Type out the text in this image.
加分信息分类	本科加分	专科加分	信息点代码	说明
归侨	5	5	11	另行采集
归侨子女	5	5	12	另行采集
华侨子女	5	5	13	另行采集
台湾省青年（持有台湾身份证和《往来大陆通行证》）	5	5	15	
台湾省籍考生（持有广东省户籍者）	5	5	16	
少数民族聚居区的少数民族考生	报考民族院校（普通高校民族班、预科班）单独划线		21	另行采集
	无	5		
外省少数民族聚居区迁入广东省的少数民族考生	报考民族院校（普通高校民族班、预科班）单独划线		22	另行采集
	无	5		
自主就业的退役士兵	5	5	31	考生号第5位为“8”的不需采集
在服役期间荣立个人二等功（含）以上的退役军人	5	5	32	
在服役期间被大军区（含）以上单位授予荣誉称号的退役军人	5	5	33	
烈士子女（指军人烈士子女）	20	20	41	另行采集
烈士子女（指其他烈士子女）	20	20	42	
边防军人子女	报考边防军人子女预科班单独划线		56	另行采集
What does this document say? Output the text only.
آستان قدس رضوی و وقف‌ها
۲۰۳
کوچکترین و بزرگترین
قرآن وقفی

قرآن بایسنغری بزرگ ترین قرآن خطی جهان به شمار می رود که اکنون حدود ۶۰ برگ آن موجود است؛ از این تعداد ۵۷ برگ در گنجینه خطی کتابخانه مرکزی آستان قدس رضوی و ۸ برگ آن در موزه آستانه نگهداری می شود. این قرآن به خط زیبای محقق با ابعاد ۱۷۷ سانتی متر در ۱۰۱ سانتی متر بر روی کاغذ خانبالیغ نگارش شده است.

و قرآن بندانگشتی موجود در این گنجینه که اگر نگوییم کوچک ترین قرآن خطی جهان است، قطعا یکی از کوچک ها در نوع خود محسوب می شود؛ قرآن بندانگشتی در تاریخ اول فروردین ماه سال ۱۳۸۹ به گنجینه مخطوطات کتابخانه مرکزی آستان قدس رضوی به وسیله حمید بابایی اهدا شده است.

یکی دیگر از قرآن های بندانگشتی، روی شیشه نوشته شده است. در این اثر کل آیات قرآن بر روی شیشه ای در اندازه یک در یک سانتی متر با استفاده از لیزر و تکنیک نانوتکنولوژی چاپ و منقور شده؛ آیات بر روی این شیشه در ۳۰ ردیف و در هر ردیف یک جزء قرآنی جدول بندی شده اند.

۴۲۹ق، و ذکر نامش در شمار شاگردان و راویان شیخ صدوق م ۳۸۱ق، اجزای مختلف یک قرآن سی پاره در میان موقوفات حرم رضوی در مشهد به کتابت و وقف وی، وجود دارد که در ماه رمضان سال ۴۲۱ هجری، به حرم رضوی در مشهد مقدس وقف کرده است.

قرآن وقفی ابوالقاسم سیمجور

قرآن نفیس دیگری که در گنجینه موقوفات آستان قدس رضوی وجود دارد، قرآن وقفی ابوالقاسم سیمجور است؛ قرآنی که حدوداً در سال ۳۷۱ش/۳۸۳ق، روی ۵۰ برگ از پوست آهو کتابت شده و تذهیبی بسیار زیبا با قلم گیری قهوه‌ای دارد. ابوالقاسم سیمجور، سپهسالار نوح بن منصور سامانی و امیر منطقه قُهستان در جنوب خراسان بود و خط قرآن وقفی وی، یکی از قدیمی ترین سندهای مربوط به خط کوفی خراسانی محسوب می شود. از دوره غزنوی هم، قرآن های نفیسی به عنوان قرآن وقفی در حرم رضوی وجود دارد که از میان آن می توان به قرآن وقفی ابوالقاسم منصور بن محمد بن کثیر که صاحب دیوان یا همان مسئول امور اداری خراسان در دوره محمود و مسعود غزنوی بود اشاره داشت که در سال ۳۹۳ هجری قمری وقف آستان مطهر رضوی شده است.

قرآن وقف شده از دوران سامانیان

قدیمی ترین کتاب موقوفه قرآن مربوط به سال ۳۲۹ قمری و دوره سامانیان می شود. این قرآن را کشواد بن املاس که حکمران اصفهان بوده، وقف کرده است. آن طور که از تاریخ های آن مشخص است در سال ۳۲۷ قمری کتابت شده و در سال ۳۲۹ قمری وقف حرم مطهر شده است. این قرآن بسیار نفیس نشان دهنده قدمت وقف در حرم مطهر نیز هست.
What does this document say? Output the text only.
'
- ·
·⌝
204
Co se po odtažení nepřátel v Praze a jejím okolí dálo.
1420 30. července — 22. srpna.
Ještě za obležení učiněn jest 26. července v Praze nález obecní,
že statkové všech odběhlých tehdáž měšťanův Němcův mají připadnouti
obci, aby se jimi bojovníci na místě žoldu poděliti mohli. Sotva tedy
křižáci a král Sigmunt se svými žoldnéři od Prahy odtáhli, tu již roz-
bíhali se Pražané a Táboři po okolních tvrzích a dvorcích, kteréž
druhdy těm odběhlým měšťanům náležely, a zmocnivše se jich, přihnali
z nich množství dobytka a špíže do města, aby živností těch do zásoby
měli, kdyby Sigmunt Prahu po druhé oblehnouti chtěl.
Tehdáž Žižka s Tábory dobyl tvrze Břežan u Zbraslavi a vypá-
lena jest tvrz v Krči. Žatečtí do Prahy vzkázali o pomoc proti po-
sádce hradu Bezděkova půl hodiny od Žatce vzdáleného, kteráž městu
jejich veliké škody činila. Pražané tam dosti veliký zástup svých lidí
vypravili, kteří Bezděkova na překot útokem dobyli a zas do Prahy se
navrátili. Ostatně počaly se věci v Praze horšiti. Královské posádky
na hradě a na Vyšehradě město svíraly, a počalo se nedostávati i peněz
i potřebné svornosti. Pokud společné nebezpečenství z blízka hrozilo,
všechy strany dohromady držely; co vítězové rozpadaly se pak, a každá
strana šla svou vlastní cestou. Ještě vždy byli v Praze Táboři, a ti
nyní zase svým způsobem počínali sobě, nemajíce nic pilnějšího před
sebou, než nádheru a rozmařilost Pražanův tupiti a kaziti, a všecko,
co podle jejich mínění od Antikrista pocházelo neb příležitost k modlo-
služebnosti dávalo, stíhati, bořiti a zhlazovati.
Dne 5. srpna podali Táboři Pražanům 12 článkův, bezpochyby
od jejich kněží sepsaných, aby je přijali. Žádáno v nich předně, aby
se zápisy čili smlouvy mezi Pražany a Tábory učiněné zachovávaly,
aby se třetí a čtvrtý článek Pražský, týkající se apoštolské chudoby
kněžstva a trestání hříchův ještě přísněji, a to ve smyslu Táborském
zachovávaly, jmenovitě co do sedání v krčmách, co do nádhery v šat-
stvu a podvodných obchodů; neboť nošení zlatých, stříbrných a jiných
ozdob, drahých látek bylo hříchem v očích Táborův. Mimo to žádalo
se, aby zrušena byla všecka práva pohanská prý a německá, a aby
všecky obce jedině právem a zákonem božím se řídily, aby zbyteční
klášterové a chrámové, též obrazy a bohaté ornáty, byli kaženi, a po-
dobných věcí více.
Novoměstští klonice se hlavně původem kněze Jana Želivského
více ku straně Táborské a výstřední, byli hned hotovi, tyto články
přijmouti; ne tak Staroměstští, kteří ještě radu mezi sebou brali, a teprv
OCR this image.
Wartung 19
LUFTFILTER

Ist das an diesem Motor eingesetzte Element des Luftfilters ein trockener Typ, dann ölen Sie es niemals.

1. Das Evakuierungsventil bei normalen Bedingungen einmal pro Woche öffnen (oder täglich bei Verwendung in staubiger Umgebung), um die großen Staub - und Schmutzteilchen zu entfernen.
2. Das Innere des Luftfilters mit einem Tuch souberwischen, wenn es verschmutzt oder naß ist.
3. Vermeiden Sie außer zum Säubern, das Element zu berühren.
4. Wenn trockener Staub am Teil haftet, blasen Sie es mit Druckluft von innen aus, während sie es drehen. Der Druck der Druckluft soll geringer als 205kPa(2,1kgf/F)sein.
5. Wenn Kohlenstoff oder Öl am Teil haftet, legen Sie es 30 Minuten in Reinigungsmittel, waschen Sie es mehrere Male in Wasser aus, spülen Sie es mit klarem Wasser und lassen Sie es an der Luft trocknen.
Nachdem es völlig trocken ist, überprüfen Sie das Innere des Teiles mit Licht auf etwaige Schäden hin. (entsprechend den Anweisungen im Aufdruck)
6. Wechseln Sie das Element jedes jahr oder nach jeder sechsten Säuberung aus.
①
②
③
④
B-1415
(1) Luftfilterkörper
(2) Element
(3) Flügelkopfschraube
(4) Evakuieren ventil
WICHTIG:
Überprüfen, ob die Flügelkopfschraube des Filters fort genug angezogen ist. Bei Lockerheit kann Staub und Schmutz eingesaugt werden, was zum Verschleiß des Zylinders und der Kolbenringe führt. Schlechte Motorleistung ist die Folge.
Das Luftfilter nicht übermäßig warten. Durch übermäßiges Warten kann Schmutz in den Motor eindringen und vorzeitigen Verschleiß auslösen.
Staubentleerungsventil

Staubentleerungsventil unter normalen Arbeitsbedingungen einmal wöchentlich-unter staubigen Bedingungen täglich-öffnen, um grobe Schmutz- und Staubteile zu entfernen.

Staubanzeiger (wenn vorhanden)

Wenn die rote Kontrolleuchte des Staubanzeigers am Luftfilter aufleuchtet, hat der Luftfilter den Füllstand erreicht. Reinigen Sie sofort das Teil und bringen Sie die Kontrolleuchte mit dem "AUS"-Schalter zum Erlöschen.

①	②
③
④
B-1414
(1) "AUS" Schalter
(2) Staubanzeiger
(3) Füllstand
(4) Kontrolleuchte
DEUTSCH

◆ Problem requirements ◆
List the lines of the material in which the word "Praze" occurs.

◆ Reply ◆
Co se po odtažení nepřátel v Praze a jejím okolí dálo.
Ještě za obležení učiněn jest 26. července v Praze nález obecní,
navrátili. Ostatně počaly se věci v Praze horšiti. Královské posádky
strana šla svou vlastní cestou. Ještě vždy byli v Praze Táboři, a ti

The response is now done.